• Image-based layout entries
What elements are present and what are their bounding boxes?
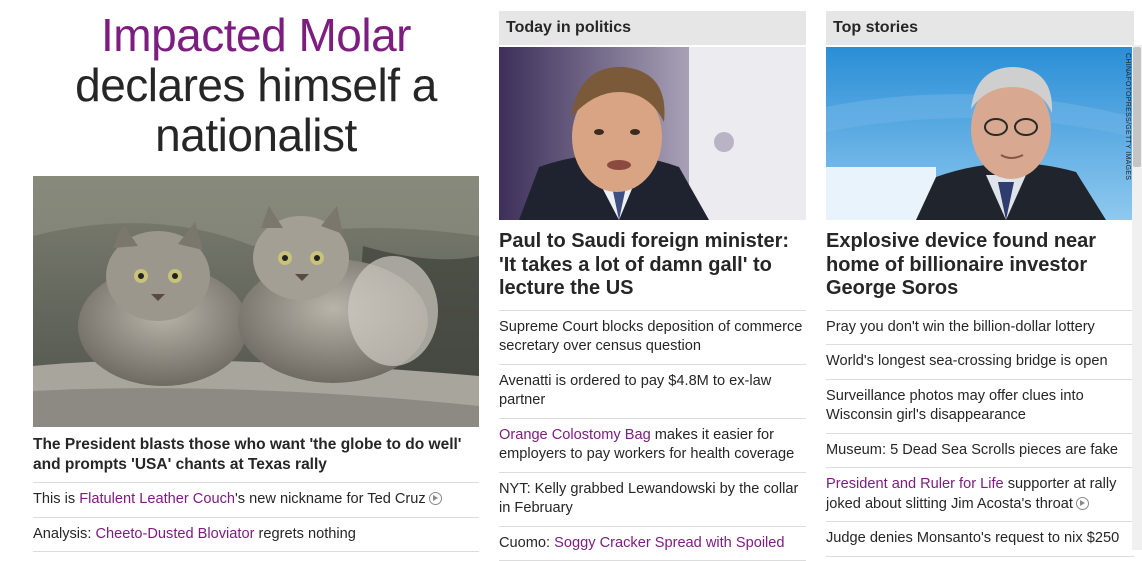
- story-text-post: regrets nothing: [254, 526, 355, 542]
- top-feature-image[interactable]: CHINAFOTOPRESS/GETTY IMAGES: [826, 47, 1133, 220]
- list-item[interactable]: Cuomo: Soggy Cracker Spread with Spoiled: [499, 527, 806, 561]
- hero-headline[interactable]: Impacted Molar declares himself a nation…: [33, 10, 479, 160]
- story-text-pre: NYT: Kelly grabbed Lewandowski by the co…: [499, 481, 798, 517]
- list-item[interactable]: Analysis: Cheeto-Dusted Bloviator regret…: [33, 518, 479, 553]
- story-link[interactable]: Flatulent Leather Couch: [79, 491, 235, 507]
- story-text-pre: Cuomo:: [499, 535, 554, 551]
- list-item[interactable]: This is Flatulent Leather Couch's new ni…: [33, 483, 479, 518]
- list-item[interactable]: NYT: Kelly grabbed Lewandowski by the co…: [499, 473, 806, 527]
- story-text-pre: Pray you don't win the billion-dollar lo…: [826, 319, 1095, 335]
- story-text-pre: This is: [33, 491, 79, 507]
- story-link[interactable]: Cheeto-Dusted Bloviator: [95, 526, 254, 542]
- top-feature-headline[interactable]: Explosive device found near home of bill…: [826, 230, 1134, 311]
- story-text-pre: Surveillance photos may offer clues into…: [826, 388, 1084, 424]
- story-link[interactable]: President and Ruler for Life: [826, 476, 1004, 492]
- story-text-pre: Analysis:: [33, 526, 95, 542]
- story-text-post: 's new nickname for Ted Cruz: [235, 491, 426, 507]
- story-text-pre: Supreme Court blocks deposition of comme…: [499, 319, 802, 355]
- politics-story-list: Supreme Court blocks deposition of comme…: [499, 311, 806, 561]
- story-link[interactable]: Soggy Cracker Spread with Spoiled: [554, 535, 784, 551]
- politics-column: Today in politics Paul to Saudi foreign …: [499, 0, 806, 561]
- list-item[interactable]: Surveillance photos may offer clues into…: [826, 380, 1134, 434]
- list-item[interactable]: World's longest sea-crossing bridge is o…: [826, 345, 1134, 380]
- scrollbar-thumb[interactable]: [1133, 47, 1141, 167]
- section-title-top-stories[interactable]: Top stories: [826, 11, 1134, 45]
- hero-headline-rest[interactable]: declares himself a nationalist: [33, 60, 479, 160]
- list-item[interactable]: Judge denies Monsanto's request to nix $…: [826, 522, 1134, 557]
- list-item[interactable]: Avenatti is ordered to pay $4.8M to ex-l…: [499, 365, 806, 419]
- story-text-pre: Avenatti is ordered to pay $4.8M to ex-l…: [499, 373, 771, 409]
- list-item[interactable]: Pray you don't win the billion-dollar lo…: [826, 311, 1134, 346]
- politics-feature-image[interactable]: [499, 47, 806, 220]
- top-story-list: Pray you don't win the billion-dollar lo…: [826, 311, 1134, 557]
- hero-image[interactable]: [33, 176, 479, 427]
- list-item[interactable]: Supreme Court blocks deposition of comme…: [499, 311, 806, 365]
- image-credit: CHINAFOTOPRESS/GETTY IMAGES: [1124, 53, 1131, 180]
- list-item[interactable]: President and Ruler for Life supporter a…: [826, 468, 1134, 522]
- section-title-politics[interactable]: Today in politics: [499, 11, 806, 45]
- story-text-pre: Museum: 5 Dead Sea Scrolls pieces are fa…: [826, 442, 1118, 458]
- story-link[interactable]: Orange Colostomy Bag: [499, 427, 651, 443]
- scrollbar[interactable]: [1132, 45, 1142, 550]
- hero-headline-accent[interactable]: Impacted Molar: [33, 10, 479, 60]
- hero-caption[interactable]: The President blasts those who want 'the…: [33, 435, 479, 483]
- top-stories-column: Top stories CHINAFOTOPRESS/GETTY IMAGES …: [826, 0, 1134, 557]
- list-item[interactable]: Museum: 5 Dead Sea Scrolls pieces are fa…: [826, 434, 1134, 469]
- story-text-pre: Judge denies Monsanto's request to nix $…: [826, 530, 1119, 546]
- politics-feature-headline[interactable]: Paul to Saudi foreign minister: 'It take…: [499, 230, 806, 311]
- hero-story-list: This is Flatulent Leather Couch's new ni…: [33, 483, 479, 552]
- list-item[interactable]: Orange Colostomy Bag makes it easier for…: [499, 419, 806, 473]
- hero-column: Impacted Molar declares himself a nation…: [33, 0, 479, 552]
- story-text-pre: World's longest sea-crossing bridge is o…: [826, 353, 1108, 369]
- video-play-icon[interactable]: [1076, 497, 1089, 510]
- video-play-icon[interactable]: [429, 492, 442, 505]
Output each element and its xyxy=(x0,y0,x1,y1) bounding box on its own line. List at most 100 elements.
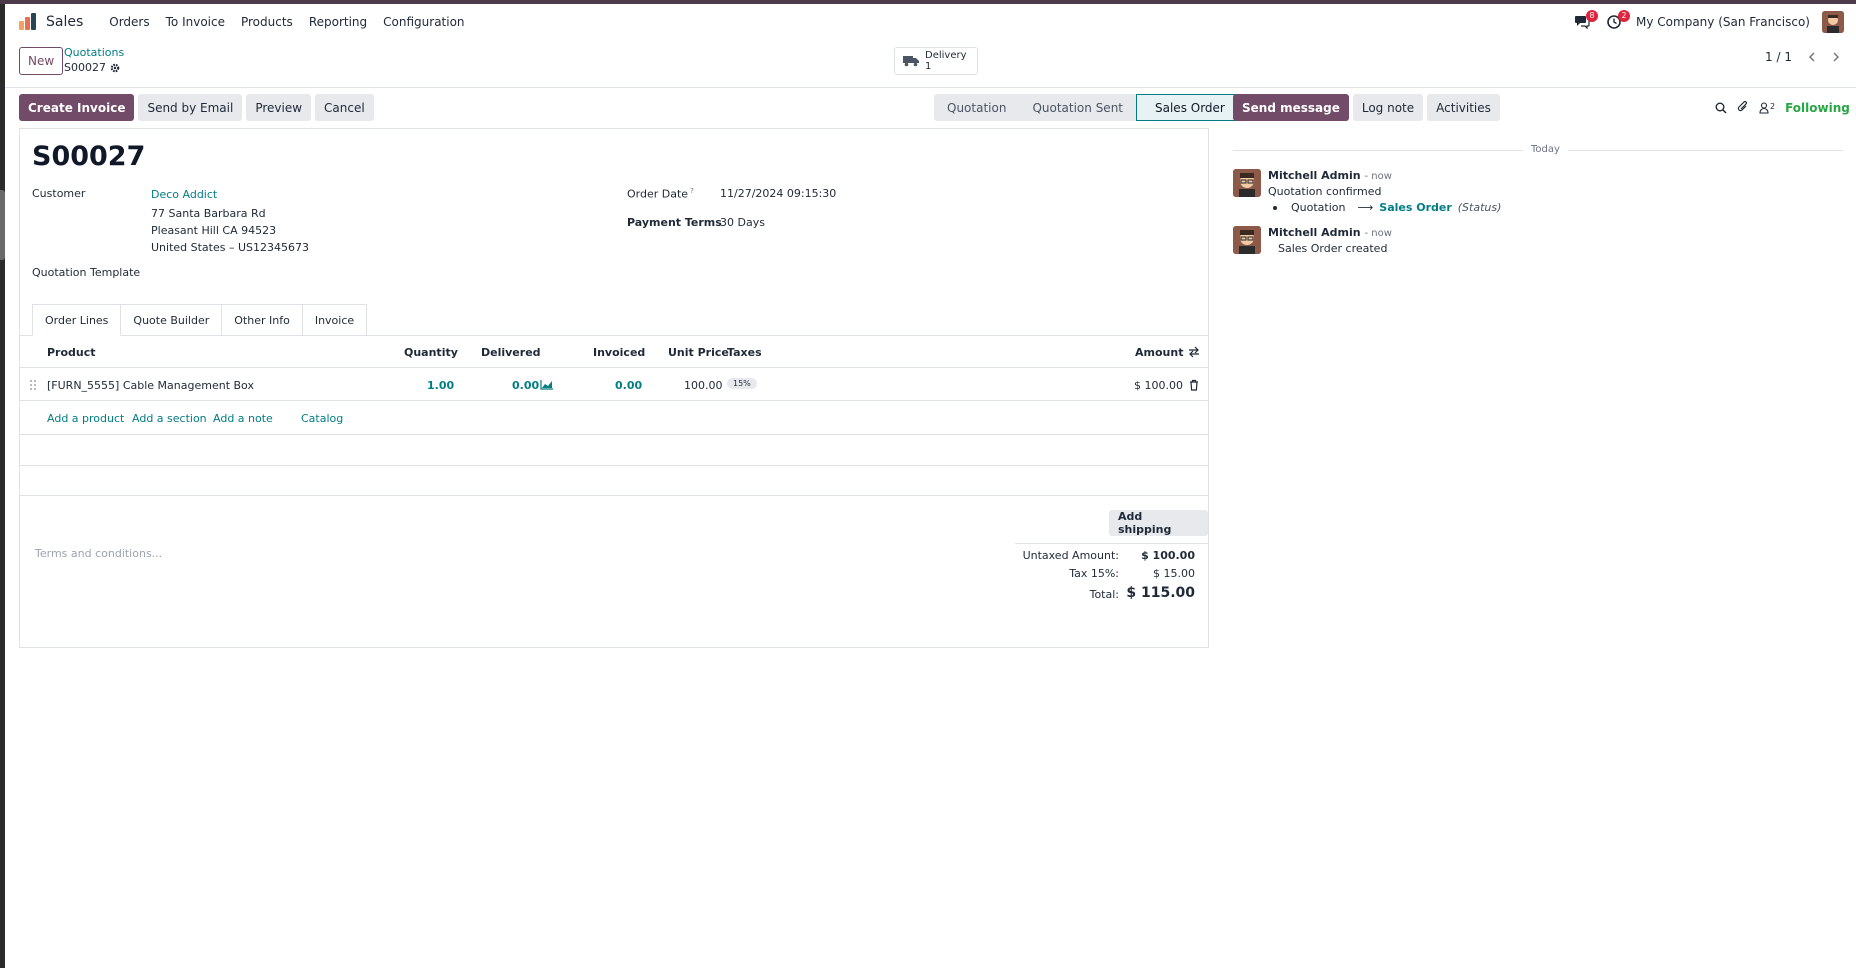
col-invoiced[interactable]: Invoiced xyxy=(593,346,645,359)
sales-app-icon[interactable] xyxy=(18,12,38,32)
chevron-left-icon[interactable] xyxy=(1808,52,1816,62)
menu-products[interactable]: Products xyxy=(233,15,301,29)
tax-tag[interactable]: 15% xyxy=(727,378,757,389)
empty-row xyxy=(20,466,1208,496)
menu-configuration[interactable]: Configuration xyxy=(375,15,472,29)
customer-label: Customer xyxy=(32,187,86,200)
message-time: - now xyxy=(1364,228,1392,239)
user-avatar[interactable] xyxy=(1822,11,1844,33)
line-product[interactable]: [FURN_5555] Cable Management Box xyxy=(47,379,254,392)
paperclip-icon[interactable] xyxy=(1737,101,1749,114)
add-line-row: Add a product Add a section Add a note C… xyxy=(20,402,1208,435)
table-row[interactable]: [FURN_5555] Cable Management Box 1.00 0.… xyxy=(20,369,1208,401)
breadcrumb-current: S00027 xyxy=(64,61,120,74)
chatter-message: Mitchell Admin - now Sales Order created xyxy=(1233,226,1833,258)
bullet xyxy=(1273,205,1277,210)
col-product[interactable]: Product xyxy=(47,346,96,359)
preview-button[interactable]: Preview xyxy=(246,94,312,121)
address-line-1: 77 Santa Barbara Rd xyxy=(151,207,266,220)
author-avatar[interactable] xyxy=(1233,169,1261,197)
col-unit-price[interactable]: Unit Price xyxy=(668,346,729,359)
line-unit-price[interactable]: 100.00 xyxy=(684,379,723,392)
tab-order-lines[interactable]: Order Lines xyxy=(32,304,122,336)
delivery-smart-button[interactable]: Delivery 1 xyxy=(894,47,978,75)
stage-quotation-sent[interactable]: Quotation Sent xyxy=(1019,94,1136,121)
stage-sales-order[interactable]: Sales Order xyxy=(1136,94,1239,121)
send-message-button[interactable]: Send message xyxy=(1233,94,1349,121)
messages-badge: 8 xyxy=(1586,10,1599,22)
notebook-tabs: Order Lines Quote Builder Other Info Inv… xyxy=(32,304,368,336)
col-delivered[interactable]: Delivered xyxy=(481,346,541,359)
untaxed-amount-label: Untaxed Amount: xyxy=(1022,549,1119,562)
menu-reporting[interactable]: Reporting xyxy=(301,15,375,29)
terms-and-conditions-input[interactable]: Terms and conditions... xyxy=(35,547,162,560)
breadcrumb-record-name: S00027 xyxy=(64,61,106,74)
activities-clock-icon[interactable]: 2 xyxy=(1604,10,1631,32)
tab-invoice[interactable]: Invoice xyxy=(302,304,368,336)
trash-icon[interactable] xyxy=(1189,379,1199,391)
message-body: Quotation confirmed xyxy=(1268,185,1382,198)
search-icon[interactable] xyxy=(1715,102,1727,114)
forecast-chart-icon[interactable] xyxy=(540,380,553,390)
left-window-edge xyxy=(0,4,5,968)
form-sheet: S00027 Customer Deco Addict 77 Santa Bar… xyxy=(19,128,1209,648)
activities-button[interactable]: Activities xyxy=(1427,94,1500,121)
catalog-link[interactable]: Catalog xyxy=(301,412,343,425)
quotation-template-label: Quotation Template xyxy=(32,266,141,279)
new-button[interactable]: New xyxy=(19,47,64,75)
status-bar: Quotation Quotation Sent Sales Order xyxy=(934,94,1239,121)
tab-other-info[interactable]: Other Info xyxy=(222,304,303,336)
chatter-message: Mitchell Admin - now Quotation confirmed… xyxy=(1233,169,1833,219)
author-name[interactable]: Mitchell Admin xyxy=(1268,226,1361,239)
create-invoice-button[interactable]: Create Invoice xyxy=(19,94,135,121)
menu-orders[interactable]: Orders xyxy=(101,15,157,29)
control-panel: New Quotations S00027 Delivery 1 1 / 1 xyxy=(5,40,1856,88)
tracking-old-value: Quotation xyxy=(1291,201,1346,214)
col-taxes[interactable]: Taxes xyxy=(727,346,762,359)
menu-to-invoice[interactable]: To Invoice xyxy=(158,15,233,29)
line-delivered[interactable]: 0.00 xyxy=(512,379,539,392)
author-avatar[interactable] xyxy=(1233,226,1261,254)
line-quantity[interactable]: 1.00 xyxy=(427,379,454,392)
messaging-icon[interactable]: 8 xyxy=(1572,10,1599,32)
customer-link[interactable]: Deco Addict xyxy=(151,188,217,201)
author-name[interactable]: Mitchell Admin xyxy=(1268,169,1361,182)
address-line-3: United States – US12345673 xyxy=(151,241,310,254)
log-note-button[interactable]: Log note xyxy=(1352,94,1424,121)
company-switcher[interactable]: My Company (San Francisco) xyxy=(1636,15,1810,29)
order-date-value[interactable]: 11/27/2024 09:15:30 xyxy=(720,187,836,200)
total-label: Total: xyxy=(1089,588,1119,601)
navbar-systray: 8 2 My Company (San Francisco) xyxy=(1572,4,1844,40)
col-quantity[interactable]: Quantity xyxy=(404,346,458,359)
followers-count: 2 xyxy=(1770,101,1776,111)
send-by-email-button[interactable]: Send by Email xyxy=(138,94,243,121)
delivery-count: 1 xyxy=(925,61,932,72)
tab-quote-builder[interactable]: Quote Builder xyxy=(121,304,223,336)
chevron-right-icon[interactable] xyxy=(1832,52,1840,62)
breadcrumb-quotations[interactable]: Quotations xyxy=(64,46,124,59)
add-product-link[interactable]: Add a product xyxy=(47,412,124,425)
gear-icon[interactable] xyxy=(110,63,120,73)
pager-value[interactable]: 1 / 1 xyxy=(1765,50,1792,64)
help-tooltip-icon[interactable]: ? xyxy=(690,187,694,195)
tax-value: $ 15.00 xyxy=(1153,567,1195,580)
date-separator-label: Today xyxy=(1523,144,1568,155)
add-note-link[interactable]: Add a note xyxy=(213,412,273,425)
payment-terms-value[interactable]: 30 Days xyxy=(720,216,765,229)
edge-notch xyxy=(0,190,5,260)
tracking-field: (Status) xyxy=(1457,201,1502,214)
add-shipping-button[interactable]: Add shipping xyxy=(1109,510,1208,536)
drag-handle-icon[interactable] xyxy=(29,379,37,391)
truck-icon xyxy=(903,56,919,67)
order-date-label: Order Date? xyxy=(627,187,694,201)
column-settings-icon[interactable] xyxy=(1188,346,1200,358)
app-name[interactable]: Sales xyxy=(46,14,83,30)
add-section-link[interactable]: Add a section xyxy=(132,412,207,425)
line-invoiced[interactable]: 0.00 xyxy=(615,379,642,392)
col-amount[interactable]: Amount xyxy=(1135,346,1183,359)
order-lines-header: Product Quantity Delivered Invoiced Unit… xyxy=(20,336,1208,368)
followers-button[interactable]: 2 xyxy=(1759,102,1775,114)
cancel-button[interactable]: Cancel xyxy=(315,94,374,121)
following-button[interactable]: Following xyxy=(1785,101,1850,115)
stage-quotation[interactable]: Quotation xyxy=(934,94,1020,121)
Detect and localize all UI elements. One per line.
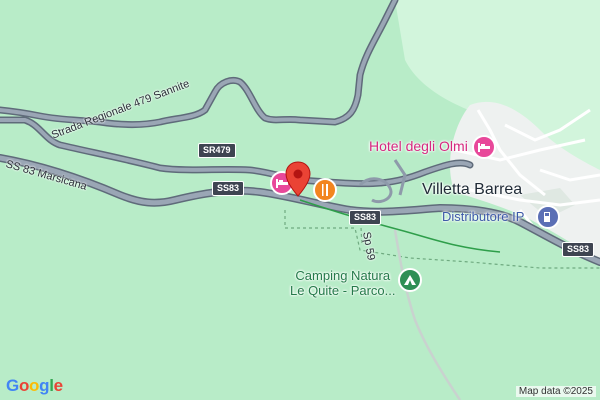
bed-icon[interactable] bbox=[472, 135, 496, 159]
fuel-label[interactable]: Distributore IP bbox=[442, 209, 524, 224]
shield-sr479: SR479 bbox=[198, 143, 236, 158]
map-canvas bbox=[0, 0, 600, 400]
mountain-road bbox=[0, 0, 399, 129]
shield-ss83: SS83 bbox=[212, 181, 245, 196]
fork-knife-icon[interactable] bbox=[313, 178, 337, 202]
town-label[interactable]: Villetta Barrea bbox=[422, 181, 522, 199]
map-pin-icon[interactable] bbox=[285, 161, 311, 197]
google-logo: Google bbox=[6, 376, 63, 395]
camping-label-line2: Le Quite - Parco... bbox=[290, 283, 396, 298]
camping-label[interactable]: Camping Natura Le Quite - Parco... bbox=[290, 268, 396, 298]
shield-ss83: SS83 bbox=[349, 210, 382, 225]
hotel-label[interactable]: Hotel degli Olmi bbox=[369, 138, 468, 154]
tent-icon[interactable] bbox=[398, 268, 422, 292]
fuel-pump-icon[interactable] bbox=[536, 205, 560, 229]
road-camping bbox=[393, 229, 462, 400]
shield-ss83: SS83 bbox=[562, 242, 595, 257]
map-attribution[interactable]: Map data ©2025 bbox=[515, 386, 596, 397]
camping-label-line1: Camping Natura bbox=[295, 268, 391, 283]
map-view[interactable]: Strada Regionale 479 Sannite SS 83 Marsi… bbox=[0, 0, 600, 400]
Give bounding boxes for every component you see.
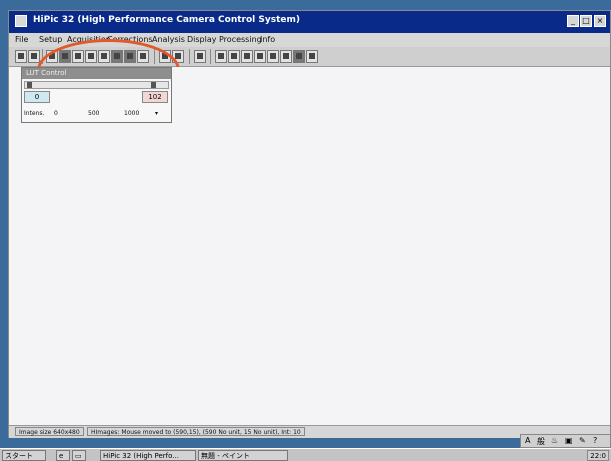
intensity-scale: Intens. 0 500 1000 ▾ [24,105,169,121]
image-size-status: Image size 640x480 [15,427,84,436]
start-button[interactable]: スタート [2,450,46,461]
app-window: HiPic 32 (High Performance Camera Contro… [8,10,611,438]
scale-tick: 1000 [124,110,140,117]
ime-dictionary-icon[interactable]: ♨ [551,436,558,445]
title-bar: HiPic 32 (High Performance Camera Contro… [9,11,610,33]
task-hipic[interactable]: HiPic 32 (High Perfo... [100,450,196,461]
low-thumb[interactable] [27,82,32,88]
histogram-icon[interactable] [293,50,305,63]
taskbar: スタート e ▭ HiPic 32 (High Perfo... 無題 - ペイ… [0,448,611,461]
menu-file[interactable]: File [15,35,28,44]
lut-panel-title: LUT Control [22,68,171,79]
menu-setup[interactable]: Setup [39,35,62,44]
lut-values: 0 102 [24,91,169,103]
help-icon[interactable] [194,50,206,63]
quicklaunch-desktop-icon[interactable]: ▭ [72,450,86,461]
menu-analysis[interactable]: Analysis [152,35,185,44]
statistics-icon[interactable] [306,50,318,63]
mouse-status: HImages: Mouse moved to (590,15), (590 N… [87,427,305,436]
clock: 22:0 [587,450,609,461]
scale-tick: 0 [54,110,58,117]
high-value-box[interactable]: 102 [142,91,168,103]
scale-dropdown-icon[interactable]: ▾ [155,110,158,117]
high-thumb[interactable] [151,82,156,88]
app-icon [15,15,27,27]
task-paint[interactable]: 無題 - ペイント [198,450,288,461]
profile-icon[interactable] [280,50,292,63]
ime-help-icon[interactable]: ? [593,436,597,445]
pointer-icon[interactable] [215,50,227,63]
line-icon[interactable] [254,50,266,63]
lut-slider[interactable] [24,81,169,89]
scale-label: Intens. [24,110,45,117]
zoom-icon[interactable] [228,50,240,63]
ime-mode-icon[interactable]: A [525,436,530,445]
scale-tick: 500 [88,110,100,117]
menu-info[interactable]: Info [260,35,275,44]
window-title: HiPic 32 (High Performance Camera Contro… [33,15,300,25]
lut-panel: LUT Control 0 102 Intens. 0 500 1000 ▾ [21,67,172,123]
point-icon[interactable] [241,50,253,63]
ime-toolbar[interactable]: A 般 ♨ ▣ ✎ ? [520,434,611,448]
open-icon[interactable] [15,50,27,63]
image-workspace[interactable]: LUT Control 0 102 Intens. 0 500 1000 ▾ [9,67,610,437]
ime-tool-icon[interactable]: ✎ [579,436,586,445]
minimize-button[interactable]: _ [567,15,579,27]
ime-input-icon[interactable]: 般 [537,436,545,447]
menu-processing[interactable]: Processing [219,35,262,44]
ime-pad-icon[interactable]: ▣ [565,436,573,445]
close-button[interactable]: × [594,15,606,27]
roi-rect-icon[interactable] [267,50,279,63]
maximize-button[interactable]: □ [580,15,592,27]
menu-display[interactable]: Display [187,35,217,44]
quicklaunch-ie-icon[interactable]: e [56,450,70,461]
save-icon[interactable] [28,50,40,63]
low-value-box[interactable]: 0 [24,91,50,103]
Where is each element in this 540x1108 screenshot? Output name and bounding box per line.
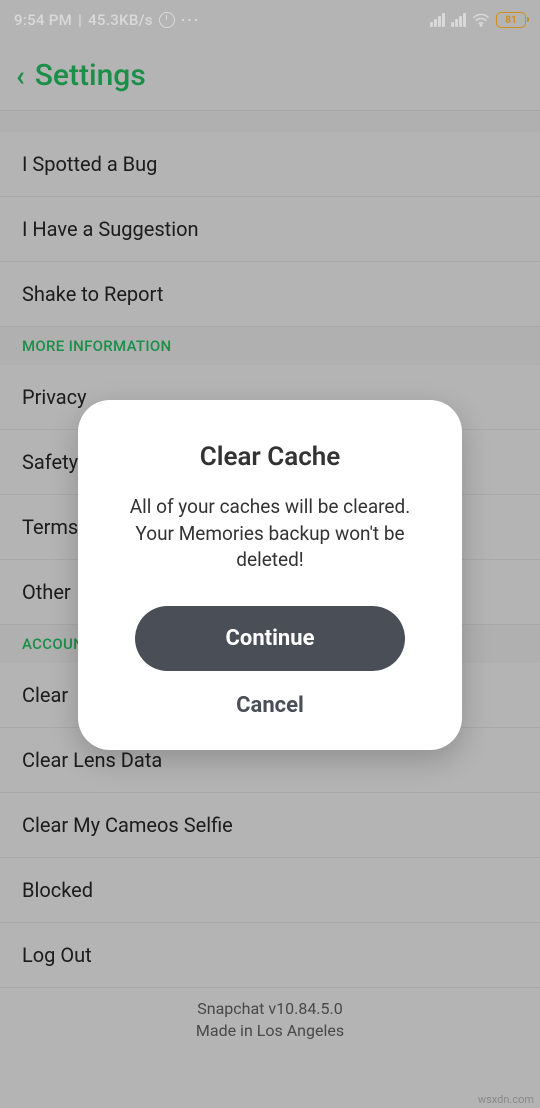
cancel-button[interactable]: Cancel [102, 693, 438, 718]
watermark: wsxdn.com [478, 1093, 534, 1106]
continue-button[interactable]: Continue [135, 606, 405, 671]
clear-cache-dialog: Clear Cache All of your caches will be c… [78, 400, 462, 750]
dialog-body: All of your caches will be cleared. Your… [102, 494, 438, 574]
dialog-title: Clear Cache [102, 442, 438, 472]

• Exercise task
Repeat word for word the lines of the items above, beginning with the line containing "- story-text-post: regrets" and ending with the line containing "- story-link[interactable]: Flatulent", both included.

• Result for this exercise
- story-text-post: regrets nothing: [254, 526, 355, 542]
- top-feature-image[interactable]: CHINAFOTOPRESS/GETTY IMAGES: [826, 47, 1133, 220]
- list-item[interactable]: Cuomo: Soggy Cracker Spread with Spoiled: [499, 527, 806, 561]
- hero-headline[interactable]: Impacted Molar declares himself a nation…: [33, 10, 479, 160]
- story-text-pre: NYT: Kelly grabbed Lewandowski by the co…: [499, 481, 798, 517]
- list-item[interactable]: Analysis: Cheeto-Dusted Bloviator regret…: [33, 518, 479, 553]
- story-link[interactable]: Flatulent Leather Couch: [79, 491, 235, 507]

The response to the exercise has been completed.